### Record excerpts
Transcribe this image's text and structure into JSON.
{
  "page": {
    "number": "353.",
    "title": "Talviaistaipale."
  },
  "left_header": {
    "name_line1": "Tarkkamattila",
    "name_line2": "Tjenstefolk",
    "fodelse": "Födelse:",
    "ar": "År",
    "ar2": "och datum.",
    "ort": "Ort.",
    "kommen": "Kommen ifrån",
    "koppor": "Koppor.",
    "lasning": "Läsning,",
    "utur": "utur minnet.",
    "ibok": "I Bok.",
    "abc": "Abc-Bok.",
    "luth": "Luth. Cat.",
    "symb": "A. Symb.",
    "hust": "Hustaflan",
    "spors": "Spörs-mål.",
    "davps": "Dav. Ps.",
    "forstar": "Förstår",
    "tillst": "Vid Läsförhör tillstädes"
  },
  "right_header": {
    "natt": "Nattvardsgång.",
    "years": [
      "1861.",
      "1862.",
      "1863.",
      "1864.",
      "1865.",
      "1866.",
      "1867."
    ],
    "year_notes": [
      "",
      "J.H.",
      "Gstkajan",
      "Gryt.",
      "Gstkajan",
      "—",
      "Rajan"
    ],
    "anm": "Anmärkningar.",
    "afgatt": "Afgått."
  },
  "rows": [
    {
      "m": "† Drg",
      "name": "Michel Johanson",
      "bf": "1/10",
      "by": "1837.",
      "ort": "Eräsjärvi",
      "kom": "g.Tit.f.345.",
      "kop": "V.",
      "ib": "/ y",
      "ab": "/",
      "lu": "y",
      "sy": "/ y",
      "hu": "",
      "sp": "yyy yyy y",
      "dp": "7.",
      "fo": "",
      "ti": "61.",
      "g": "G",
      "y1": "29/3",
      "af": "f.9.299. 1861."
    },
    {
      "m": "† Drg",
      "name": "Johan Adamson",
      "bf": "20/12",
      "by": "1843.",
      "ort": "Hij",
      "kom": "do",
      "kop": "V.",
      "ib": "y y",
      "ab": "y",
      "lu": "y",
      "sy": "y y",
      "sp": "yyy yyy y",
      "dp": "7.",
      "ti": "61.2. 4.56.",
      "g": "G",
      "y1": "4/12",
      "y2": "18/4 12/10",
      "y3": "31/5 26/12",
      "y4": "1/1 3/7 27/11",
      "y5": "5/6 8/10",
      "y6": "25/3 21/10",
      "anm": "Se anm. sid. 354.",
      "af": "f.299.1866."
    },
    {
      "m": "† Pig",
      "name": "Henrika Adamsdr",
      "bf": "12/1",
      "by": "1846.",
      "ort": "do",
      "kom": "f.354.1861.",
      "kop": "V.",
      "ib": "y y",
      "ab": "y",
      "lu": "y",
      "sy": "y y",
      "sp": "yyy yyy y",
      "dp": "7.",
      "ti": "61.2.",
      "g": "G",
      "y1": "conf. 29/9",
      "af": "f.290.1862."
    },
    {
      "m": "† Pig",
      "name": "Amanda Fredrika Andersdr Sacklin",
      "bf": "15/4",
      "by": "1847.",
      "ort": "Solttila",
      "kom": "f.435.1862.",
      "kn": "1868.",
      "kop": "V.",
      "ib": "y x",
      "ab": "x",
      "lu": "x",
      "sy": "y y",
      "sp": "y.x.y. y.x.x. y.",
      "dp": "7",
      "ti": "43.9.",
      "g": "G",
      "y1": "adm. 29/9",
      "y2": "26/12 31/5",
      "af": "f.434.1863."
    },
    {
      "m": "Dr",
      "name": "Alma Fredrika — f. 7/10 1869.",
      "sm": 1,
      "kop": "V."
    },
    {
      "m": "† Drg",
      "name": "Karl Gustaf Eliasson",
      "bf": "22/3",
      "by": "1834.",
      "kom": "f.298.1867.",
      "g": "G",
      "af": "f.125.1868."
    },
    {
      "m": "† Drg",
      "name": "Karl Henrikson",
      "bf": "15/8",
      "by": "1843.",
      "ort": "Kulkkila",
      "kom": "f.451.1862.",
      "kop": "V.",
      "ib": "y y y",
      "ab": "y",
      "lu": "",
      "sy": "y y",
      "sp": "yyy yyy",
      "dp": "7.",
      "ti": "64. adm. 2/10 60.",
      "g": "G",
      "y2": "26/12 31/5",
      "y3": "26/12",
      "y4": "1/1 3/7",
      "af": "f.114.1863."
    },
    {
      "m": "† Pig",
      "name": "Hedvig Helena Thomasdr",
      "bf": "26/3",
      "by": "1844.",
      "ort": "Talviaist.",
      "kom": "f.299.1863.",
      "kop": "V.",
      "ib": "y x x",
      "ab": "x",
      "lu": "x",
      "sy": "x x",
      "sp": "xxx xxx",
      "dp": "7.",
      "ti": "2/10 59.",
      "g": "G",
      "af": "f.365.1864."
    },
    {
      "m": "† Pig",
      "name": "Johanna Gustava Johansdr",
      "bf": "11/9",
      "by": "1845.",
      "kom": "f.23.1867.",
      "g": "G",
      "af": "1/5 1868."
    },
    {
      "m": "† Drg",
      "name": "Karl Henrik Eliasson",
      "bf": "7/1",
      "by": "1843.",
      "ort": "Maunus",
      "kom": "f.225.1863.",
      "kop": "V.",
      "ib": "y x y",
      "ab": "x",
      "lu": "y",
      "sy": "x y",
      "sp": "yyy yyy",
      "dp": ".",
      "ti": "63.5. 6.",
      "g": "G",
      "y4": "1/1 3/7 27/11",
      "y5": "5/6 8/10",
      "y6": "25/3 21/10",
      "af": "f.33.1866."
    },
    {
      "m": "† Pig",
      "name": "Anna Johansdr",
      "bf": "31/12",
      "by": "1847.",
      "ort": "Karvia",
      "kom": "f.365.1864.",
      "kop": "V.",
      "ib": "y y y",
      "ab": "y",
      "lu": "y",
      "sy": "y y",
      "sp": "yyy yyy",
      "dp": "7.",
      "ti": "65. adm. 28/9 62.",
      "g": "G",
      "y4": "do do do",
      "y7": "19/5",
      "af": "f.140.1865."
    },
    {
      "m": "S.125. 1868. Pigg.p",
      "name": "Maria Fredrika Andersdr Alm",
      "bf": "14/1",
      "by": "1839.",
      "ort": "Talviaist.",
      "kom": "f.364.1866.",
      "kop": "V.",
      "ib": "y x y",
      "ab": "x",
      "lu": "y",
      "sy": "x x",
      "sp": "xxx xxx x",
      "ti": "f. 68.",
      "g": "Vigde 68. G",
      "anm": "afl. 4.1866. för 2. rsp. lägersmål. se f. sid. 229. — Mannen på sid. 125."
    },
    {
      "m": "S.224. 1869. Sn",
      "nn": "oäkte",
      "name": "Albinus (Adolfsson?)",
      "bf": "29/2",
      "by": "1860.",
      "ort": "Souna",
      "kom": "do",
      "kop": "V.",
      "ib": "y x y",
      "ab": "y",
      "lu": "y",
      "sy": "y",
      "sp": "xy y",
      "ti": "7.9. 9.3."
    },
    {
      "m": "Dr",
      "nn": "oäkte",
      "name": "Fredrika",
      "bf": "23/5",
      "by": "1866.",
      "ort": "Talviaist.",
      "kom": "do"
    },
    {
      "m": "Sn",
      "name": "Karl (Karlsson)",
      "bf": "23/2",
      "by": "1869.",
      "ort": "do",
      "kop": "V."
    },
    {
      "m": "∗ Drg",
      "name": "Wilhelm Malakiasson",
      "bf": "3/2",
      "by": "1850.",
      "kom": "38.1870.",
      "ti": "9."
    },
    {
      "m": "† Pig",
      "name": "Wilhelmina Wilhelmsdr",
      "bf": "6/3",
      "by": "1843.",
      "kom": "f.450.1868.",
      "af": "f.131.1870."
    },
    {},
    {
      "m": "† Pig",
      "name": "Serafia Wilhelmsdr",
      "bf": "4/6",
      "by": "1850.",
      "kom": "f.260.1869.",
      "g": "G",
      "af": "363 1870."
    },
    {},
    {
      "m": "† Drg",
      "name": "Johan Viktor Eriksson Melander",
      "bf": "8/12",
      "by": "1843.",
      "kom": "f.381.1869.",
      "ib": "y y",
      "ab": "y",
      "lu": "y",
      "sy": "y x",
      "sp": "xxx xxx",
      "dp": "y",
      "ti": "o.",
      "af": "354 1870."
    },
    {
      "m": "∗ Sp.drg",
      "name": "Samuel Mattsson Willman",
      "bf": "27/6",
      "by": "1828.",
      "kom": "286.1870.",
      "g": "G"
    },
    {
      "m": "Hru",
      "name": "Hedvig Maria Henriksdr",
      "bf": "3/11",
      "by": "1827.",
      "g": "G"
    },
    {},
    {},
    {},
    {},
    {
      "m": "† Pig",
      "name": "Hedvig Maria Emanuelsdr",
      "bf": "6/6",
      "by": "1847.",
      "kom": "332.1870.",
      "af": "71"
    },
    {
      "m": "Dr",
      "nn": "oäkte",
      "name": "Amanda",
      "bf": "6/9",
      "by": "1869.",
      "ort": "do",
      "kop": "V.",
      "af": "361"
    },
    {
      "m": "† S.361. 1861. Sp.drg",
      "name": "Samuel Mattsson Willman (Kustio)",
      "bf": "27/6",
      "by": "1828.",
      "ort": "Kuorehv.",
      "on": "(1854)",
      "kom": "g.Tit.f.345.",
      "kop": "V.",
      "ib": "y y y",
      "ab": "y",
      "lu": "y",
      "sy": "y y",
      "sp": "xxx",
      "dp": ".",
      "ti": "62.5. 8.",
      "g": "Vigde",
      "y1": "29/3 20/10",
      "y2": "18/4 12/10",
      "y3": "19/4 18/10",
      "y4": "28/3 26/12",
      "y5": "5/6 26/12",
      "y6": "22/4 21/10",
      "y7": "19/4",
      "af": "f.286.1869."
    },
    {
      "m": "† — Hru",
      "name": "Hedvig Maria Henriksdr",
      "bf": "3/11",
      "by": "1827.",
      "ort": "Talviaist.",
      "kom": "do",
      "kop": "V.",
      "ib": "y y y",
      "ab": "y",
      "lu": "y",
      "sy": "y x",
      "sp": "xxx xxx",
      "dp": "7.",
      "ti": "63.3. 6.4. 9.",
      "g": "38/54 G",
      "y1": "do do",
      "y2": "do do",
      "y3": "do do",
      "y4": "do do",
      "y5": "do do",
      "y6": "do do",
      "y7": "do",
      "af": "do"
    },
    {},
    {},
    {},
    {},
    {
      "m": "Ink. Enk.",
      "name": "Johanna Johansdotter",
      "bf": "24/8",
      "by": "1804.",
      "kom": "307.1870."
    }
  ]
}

### What to produce
From the listing above, pick out every line containing "Mattsson".

### Task solution
      "name": "Samuel Mattsson Willman",
      "name": "Samuel Mattsson Willman (Kustio)",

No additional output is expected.